**Exercise directions:** Copy out all lines of the records in which the word "CCIC" appears.

**Material provided:**

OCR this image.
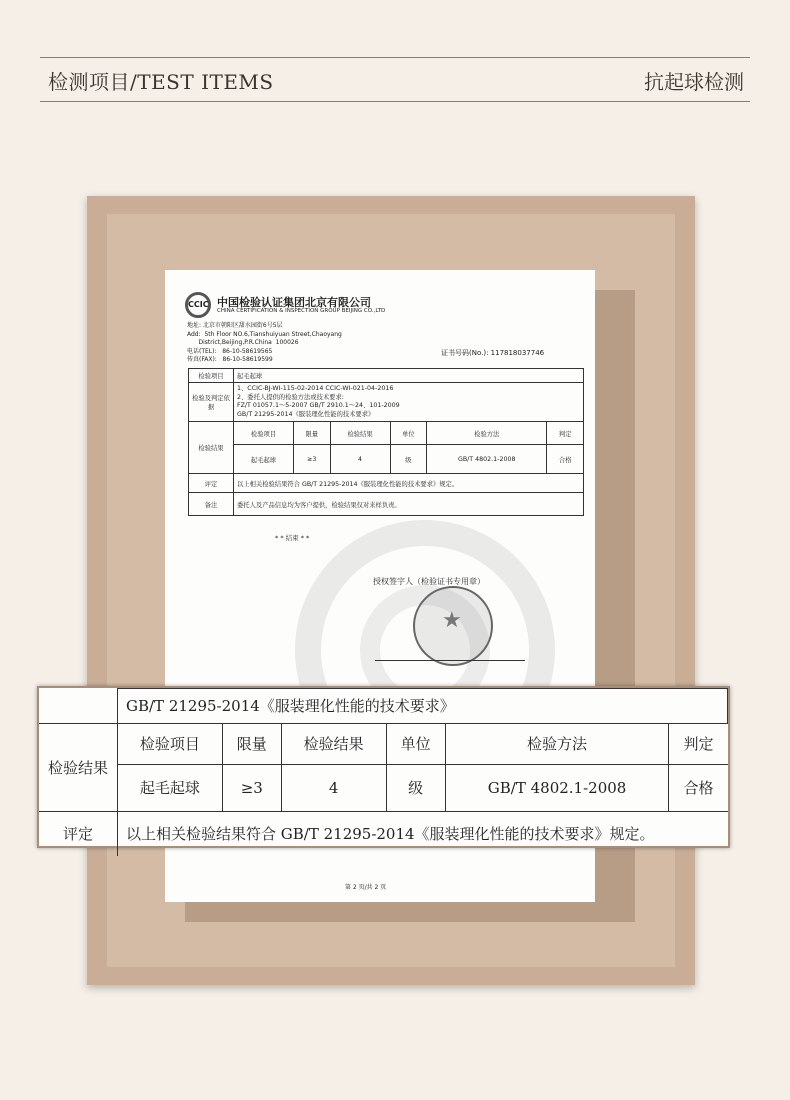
检测项目/TEST ITEMS	抗起球检测
CCIC 中国检验认证集团北京有限公司
CHINA CERTIFICATION & INSPECTION GROUP BEIJING CO.,LTD
地址: 北京市朝阳区甜水园街6号5层
Add:  5th Floor NO.6,Tianshuiyuan Street,Chaoyang
District,Beijing,P.R.China  100026
电话(TEL):   86-10-58619565
传真(FAX):   86-10-58619599
证书号码(No.): 117818037746
检验项目	起毛起球					
检验及判定依据	1、CCIC-BJ-WI-115-02-2014 CCIC-WI-021-04-2016
2、委托人提供的检验方法或技术要求:
FZ/T 01057.1～5-2007 GB/T 2910.1～24、101-2009
GB/T 21295-2014《服装理化性能的技术要求》					

检验结果	检验项目	限量	检验结果	单位	检验方法	判定
	起毛起球	≥3	4	级	GB/T 4802.1-2008	合格
评定	以上相关检验结果符合 GB/T 21295-2014《服装理化性能的技术要求》规定。					
备注	委托人及产品信息均为客户提供，检验结果仅对来样负责。					
* * 结束 * *
授权签字人（检验证书专用章）
★
第 2 页/共 2 页
	GB/T 21295-2014《服装理化性能的技术要求》					
检验结果	检验项目	限量	检验结果	单位	检验方法	判定
	起毛起球	≥3	4	级	GB/T 4802.1-2008	合格
评定	以上相关检验结果符合 GB/T 21295-2014《服装理化性能的技术要求》规定。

**Result below:**
CCIC 中国检验认证集团北京有限公司
检验及判定依据	1、CCIC-BJ-WI-115-02-2014 CCIC-WI-021-04-2016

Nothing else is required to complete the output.